Data items
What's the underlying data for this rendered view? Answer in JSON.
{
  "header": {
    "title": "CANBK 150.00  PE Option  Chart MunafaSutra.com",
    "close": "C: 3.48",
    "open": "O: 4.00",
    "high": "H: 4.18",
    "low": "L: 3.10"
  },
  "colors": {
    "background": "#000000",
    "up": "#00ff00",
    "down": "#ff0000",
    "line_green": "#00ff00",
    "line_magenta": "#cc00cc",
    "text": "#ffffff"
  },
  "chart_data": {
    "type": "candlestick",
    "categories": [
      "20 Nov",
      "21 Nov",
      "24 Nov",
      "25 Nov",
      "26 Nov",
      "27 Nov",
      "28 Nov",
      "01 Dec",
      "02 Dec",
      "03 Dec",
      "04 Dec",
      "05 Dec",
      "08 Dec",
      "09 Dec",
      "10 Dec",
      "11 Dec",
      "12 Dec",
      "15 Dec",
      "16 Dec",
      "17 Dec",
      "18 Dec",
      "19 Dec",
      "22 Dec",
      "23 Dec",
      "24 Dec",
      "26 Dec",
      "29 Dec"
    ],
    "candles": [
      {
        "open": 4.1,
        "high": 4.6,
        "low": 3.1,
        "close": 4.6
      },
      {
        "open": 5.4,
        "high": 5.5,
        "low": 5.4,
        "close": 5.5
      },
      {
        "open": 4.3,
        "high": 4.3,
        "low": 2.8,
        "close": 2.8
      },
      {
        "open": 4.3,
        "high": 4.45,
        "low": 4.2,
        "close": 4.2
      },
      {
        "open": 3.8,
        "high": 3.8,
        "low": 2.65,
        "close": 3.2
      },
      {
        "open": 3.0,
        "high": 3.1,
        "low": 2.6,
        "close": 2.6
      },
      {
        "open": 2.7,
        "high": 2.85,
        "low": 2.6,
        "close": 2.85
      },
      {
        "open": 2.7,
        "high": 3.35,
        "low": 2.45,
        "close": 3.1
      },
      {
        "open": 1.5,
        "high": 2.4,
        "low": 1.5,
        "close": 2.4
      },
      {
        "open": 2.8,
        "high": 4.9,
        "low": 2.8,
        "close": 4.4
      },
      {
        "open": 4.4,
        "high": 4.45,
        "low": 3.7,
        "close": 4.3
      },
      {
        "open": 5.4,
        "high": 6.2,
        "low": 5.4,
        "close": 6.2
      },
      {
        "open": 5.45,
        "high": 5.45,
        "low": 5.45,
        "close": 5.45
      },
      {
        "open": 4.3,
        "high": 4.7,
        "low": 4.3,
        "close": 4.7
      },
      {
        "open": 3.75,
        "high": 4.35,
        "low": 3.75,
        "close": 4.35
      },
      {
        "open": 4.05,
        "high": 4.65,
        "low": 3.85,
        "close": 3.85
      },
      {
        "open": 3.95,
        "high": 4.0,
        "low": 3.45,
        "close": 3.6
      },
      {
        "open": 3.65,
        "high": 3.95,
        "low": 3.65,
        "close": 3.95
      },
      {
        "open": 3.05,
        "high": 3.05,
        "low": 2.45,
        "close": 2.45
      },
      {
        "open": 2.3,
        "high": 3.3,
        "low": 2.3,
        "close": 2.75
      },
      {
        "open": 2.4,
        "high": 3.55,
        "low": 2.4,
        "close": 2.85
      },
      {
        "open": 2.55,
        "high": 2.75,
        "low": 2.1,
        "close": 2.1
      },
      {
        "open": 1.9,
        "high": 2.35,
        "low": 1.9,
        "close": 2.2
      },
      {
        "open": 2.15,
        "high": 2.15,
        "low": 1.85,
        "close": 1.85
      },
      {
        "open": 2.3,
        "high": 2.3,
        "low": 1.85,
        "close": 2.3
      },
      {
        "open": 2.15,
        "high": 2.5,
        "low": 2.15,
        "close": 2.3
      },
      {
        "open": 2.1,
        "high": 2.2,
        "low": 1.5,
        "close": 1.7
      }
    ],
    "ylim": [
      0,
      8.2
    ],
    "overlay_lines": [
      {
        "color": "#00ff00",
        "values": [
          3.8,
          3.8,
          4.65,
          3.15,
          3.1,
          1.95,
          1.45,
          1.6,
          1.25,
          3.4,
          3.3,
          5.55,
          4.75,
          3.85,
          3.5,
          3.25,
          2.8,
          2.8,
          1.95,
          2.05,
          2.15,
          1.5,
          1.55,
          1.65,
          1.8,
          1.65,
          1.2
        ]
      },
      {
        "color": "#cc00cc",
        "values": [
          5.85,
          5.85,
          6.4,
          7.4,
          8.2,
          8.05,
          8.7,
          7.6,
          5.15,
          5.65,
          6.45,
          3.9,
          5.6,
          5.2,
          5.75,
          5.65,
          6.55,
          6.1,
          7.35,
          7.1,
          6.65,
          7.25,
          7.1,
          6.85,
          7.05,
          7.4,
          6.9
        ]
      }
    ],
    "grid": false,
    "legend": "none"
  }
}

* **Given request**:
Retype the records above exactly.

* **Exercise solution**:
What's the underlying data for this rendered view? Answer in JSON.
{
  "header": {
    "title": "CANBK 150.00  PE Option  Chart MunafaSutra.com",
    "close": "C: 3.48",
    "open": "O: 4.00",
    "high": "H: 4.18",
    "low": "L: 3.10"
  },
  "colors": {
    "background": "#000000",
    "up": "#00ff00",
    "down": "#ff0000",
    "line_green": "#00ff00",
    "line_magenta": "#cc00cc",
    "text": "#ffffff"
  },
  "chart_data": {
    "type": "candlestick",
    "categories": [
      "20 Nov",
      "21 Nov",
      "24 Nov",
      "25 Nov",
      "26 Nov",
      "27 Nov",
      "28 Nov",
      "01 Dec",
      "02 Dec",
      "03 Dec",
      "04 Dec",
      "05 Dec",
      "08 Dec",
      "09 Dec",
      "10 Dec",
      "11 Dec",
      "12 Dec",
      "15 Dec",
      "16 Dec",
      "17 Dec",
      "18 Dec",
      "19 Dec",
      "22 Dec",
      "23 Dec",
      "24 Dec",
      "26 Dec",
      "29 Dec"
    ],
    "candles": [
      {
        "open": 4.1,
        "high": 4.6,
        "low": 3.1,
        "close": 4.6
      },
      {
        "open": 5.4,
        "high": 5.5,
        "low": 5.4,
        "close": 5.5
      },
      {
        "open": 4.3,
        "high": 4.3,
        "low": 2.8,
        "close": 2.8
      },
      {
        "open": 4.3,
        "high": 4.45,
        "low": 4.2,
        "close": 4.2
      },
      {
        "open": 3.8,
        "high": 3.8,
        "low": 2.65,
        "close": 3.2
      },
      {
        "open": 3.0,
        "high": 3.1,
        "low": 2.6,
        "close": 2.6
      },
      {
        "open": 2.7,
        "high": 2.85,
        "low": 2.6,
        "close": 2.85
      },
      {
        "open": 2.7,
        "high": 3.35,
        "low": 2.45,
        "close": 3.1
      },
      {
        "open": 1.5,
        "high": 2.4,
        "low": 1.5,
        "close": 2.4
      },
      {
        "open": 2.8,
        "high": 4.9,
        "low": 2.8,
        "close": 4.4
      },
      {
        "open": 4.4,
        "high": 4.45,
        "low": 3.7,
        "close": 4.3
      },
      {
        "open": 5.4,
        "high": 6.2,
        "low": 5.4,
        "close": 6.2
      },
      {
        "open": 5.45,
        "high": 5.45,
        "low": 5.45,
        "close": 5.45
      },
      {
        "open": 4.3,
        "high": 4.7,
        "low": 4.3,
        "close": 4.7
      },
      {
        "open": 3.75,
        "high": 4.35,
        "low": 3.75,
        "close": 4.35
      },
      {
        "open": 4.05,
        "high": 4.65,
        "low": 3.85,
        "close": 3.85
      },
      {
        "open": 3.95,
        "high": 4.0,
        "low": 3.45,
        "close": 3.6
      },
      {
        "open": 3.65,
        "high": 3.95,
        "low": 3.65,
        "close": 3.95
      },
      {
        "open": 3.05,
        "high": 3.05,
        "low": 2.45,
        "close": 2.45
      },
      {
        "open": 2.3,
        "high": 3.3,
        "low": 2.3,
        "close": 2.75
      },
      {
        "open": 2.4,
        "high": 3.55,
        "low": 2.4,
        "close": 2.85
      },
      {
        "open": 2.55,
        "high": 2.75,
        "low": 2.1,
        "close": 2.1
      },
      {
        "open": 1.9,
        "high": 2.35,
        "low": 1.9,
        "close": 2.2
      },
      {
        "open": 2.15,
        "high": 2.15,
        "low": 1.85,
        "close": 1.85
      },
      {
        "open": 2.3,
        "high": 2.3,
        "low": 1.85,
        "close": 2.3
      },
      {
        "open": 2.15,
        "high": 2.5,
        "low": 2.15,
        "close": 2.3
      },
      {
        "open": 2.1,
        "high": 2.2,
        "low": 1.5,
        "close": 1.7
      }
    ],
    "ylim": [
      0,
      8.2
    ],
    "overlay_lines": [
      {
        "color": "#00ff00",
        "values": [
          3.8,
          3.8,
          4.65,
          3.15,
          3.1,
          1.95,
          1.45,
          1.6,
          1.25,
          3.4,
          3.3,
          5.55,
          4.75,
          3.85,
          3.5,
          3.25,
          2.8,
          2.8,
          1.95,
          2.05,
          2.15,
          1.5,
          1.55,
          1.65,
          1.8,
          1.65,
          1.2
        ]
      },
      {
        "color": "#cc00cc",
        "values": [
          5.85,
          5.85,
          6.4,
          7.4,
          8.2,
          8.05,
          8.7,
          7.6,
          5.15,
          5.65,
          6.45,
          3.9,
          5.6,
          5.2,
          5.75,
          5.65,
          6.55,
          6.1,
          7.35,
          7.1,
          6.65,
          7.25,
          7.1,
          6.85,
          7.05,
          7.4,
          6.9
        ]
      }
    ],
    "grid": false,
    "legend": "none"
  }
}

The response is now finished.